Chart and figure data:
^^^^^^^^
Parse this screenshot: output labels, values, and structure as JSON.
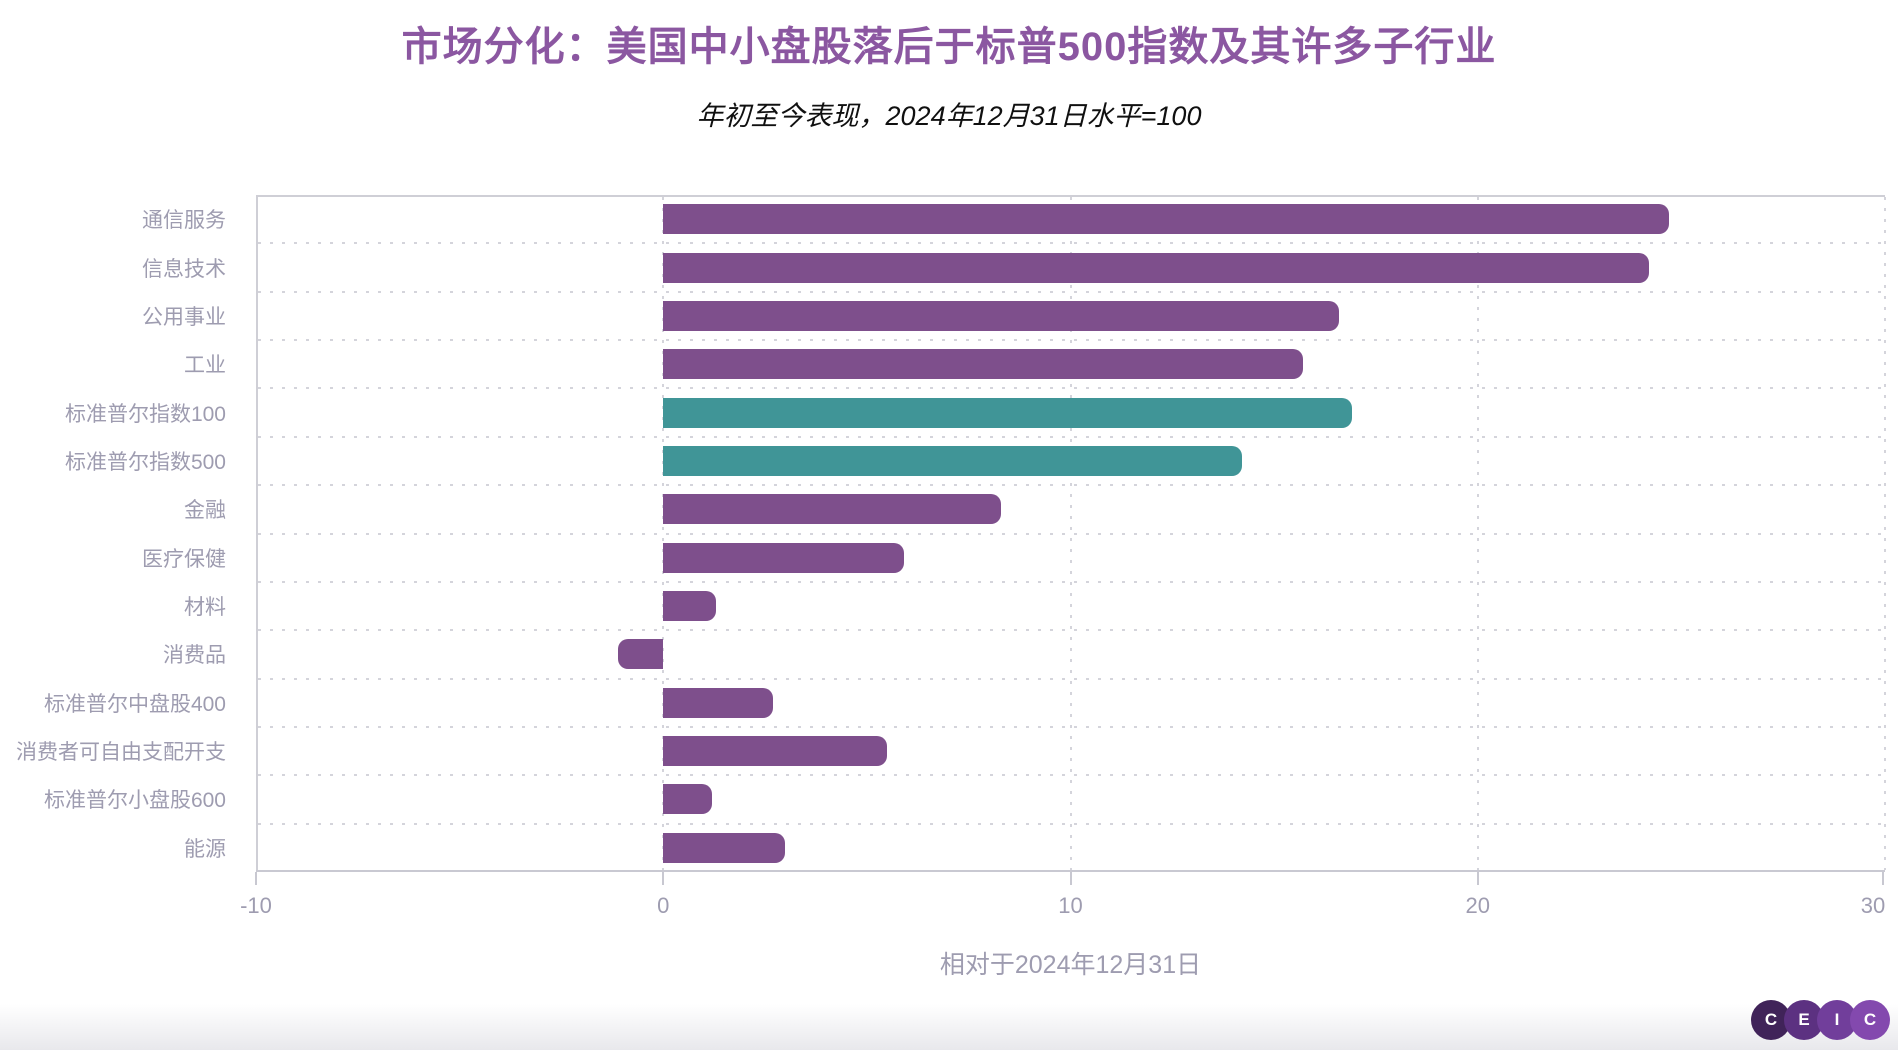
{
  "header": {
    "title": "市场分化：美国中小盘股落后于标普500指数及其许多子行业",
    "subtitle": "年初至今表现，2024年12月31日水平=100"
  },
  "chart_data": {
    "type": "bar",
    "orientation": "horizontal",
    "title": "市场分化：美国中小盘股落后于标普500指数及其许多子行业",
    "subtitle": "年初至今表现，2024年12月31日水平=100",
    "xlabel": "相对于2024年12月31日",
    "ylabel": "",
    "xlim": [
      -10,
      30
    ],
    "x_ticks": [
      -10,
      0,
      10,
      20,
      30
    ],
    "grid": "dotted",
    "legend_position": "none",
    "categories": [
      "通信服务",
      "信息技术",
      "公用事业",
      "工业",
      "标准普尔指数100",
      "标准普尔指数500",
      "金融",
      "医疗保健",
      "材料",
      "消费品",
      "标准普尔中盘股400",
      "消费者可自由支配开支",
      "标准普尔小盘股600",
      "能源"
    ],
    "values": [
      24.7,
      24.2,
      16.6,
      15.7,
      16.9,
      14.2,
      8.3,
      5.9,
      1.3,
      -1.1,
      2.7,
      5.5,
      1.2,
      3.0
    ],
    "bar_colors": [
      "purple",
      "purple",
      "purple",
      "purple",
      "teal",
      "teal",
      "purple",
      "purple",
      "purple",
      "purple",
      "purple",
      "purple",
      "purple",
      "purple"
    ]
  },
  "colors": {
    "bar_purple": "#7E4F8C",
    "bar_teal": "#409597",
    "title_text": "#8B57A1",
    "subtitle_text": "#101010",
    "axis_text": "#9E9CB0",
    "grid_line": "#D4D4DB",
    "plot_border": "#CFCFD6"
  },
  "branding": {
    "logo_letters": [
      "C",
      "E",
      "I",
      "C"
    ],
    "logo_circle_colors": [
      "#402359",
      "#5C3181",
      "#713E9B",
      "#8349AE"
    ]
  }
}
^^^^^^^^
**Stated task**
Write the records out once more, exactly as they appear, with no pictures.

**Written answer**
Parse this screenshot: output labels, values, and structure as JSON.
{
  "header": {
    "title": "市场分化：美国中小盘股落后于标普500指数及其许多子行业",
    "subtitle": "年初至今表现，2024年12月31日水平=100"
  },
  "chart_data": {
    "type": "bar",
    "orientation": "horizontal",
    "title": "市场分化：美国中小盘股落后于标普500指数及其许多子行业",
    "subtitle": "年初至今表现，2024年12月31日水平=100",
    "xlabel": "相对于2024年12月31日",
    "ylabel": "",
    "xlim": [
      -10,
      30
    ],
    "x_ticks": [
      -10,
      0,
      10,
      20,
      30
    ],
    "grid": "dotted",
    "legend_position": "none",
    "categories": [
      "通信服务",
      "信息技术",
      "公用事业",
      "工业",
      "标准普尔指数100",
      "标准普尔指数500",
      "金融",
      "医疗保健",
      "材料",
      "消费品",
      "标准普尔中盘股400",
      "消费者可自由支配开支",
      "标准普尔小盘股600",
      "能源"
    ],
    "values": [
      24.7,
      24.2,
      16.6,
      15.7,
      16.9,
      14.2,
      8.3,
      5.9,
      1.3,
      -1.1,
      2.7,
      5.5,
      1.2,
      3.0
    ],
    "bar_colors": [
      "purple",
      "purple",
      "purple",
      "purple",
      "teal",
      "teal",
      "purple",
      "purple",
      "purple",
      "purple",
      "purple",
      "purple",
      "purple",
      "purple"
    ]
  },
  "colors": {
    "bar_purple": "#7E4F8C",
    "bar_teal": "#409597",
    "title_text": "#8B57A1",
    "subtitle_text": "#101010",
    "axis_text": "#9E9CB0",
    "grid_line": "#D4D4DB",
    "plot_border": "#CFCFD6"
  },
  "branding": {
    "logo_letters": [
      "C",
      "E",
      "I",
      "C"
    ],
    "logo_circle_colors": [
      "#402359",
      "#5C3181",
      "#713E9B",
      "#8349AE"
    ]
  }
}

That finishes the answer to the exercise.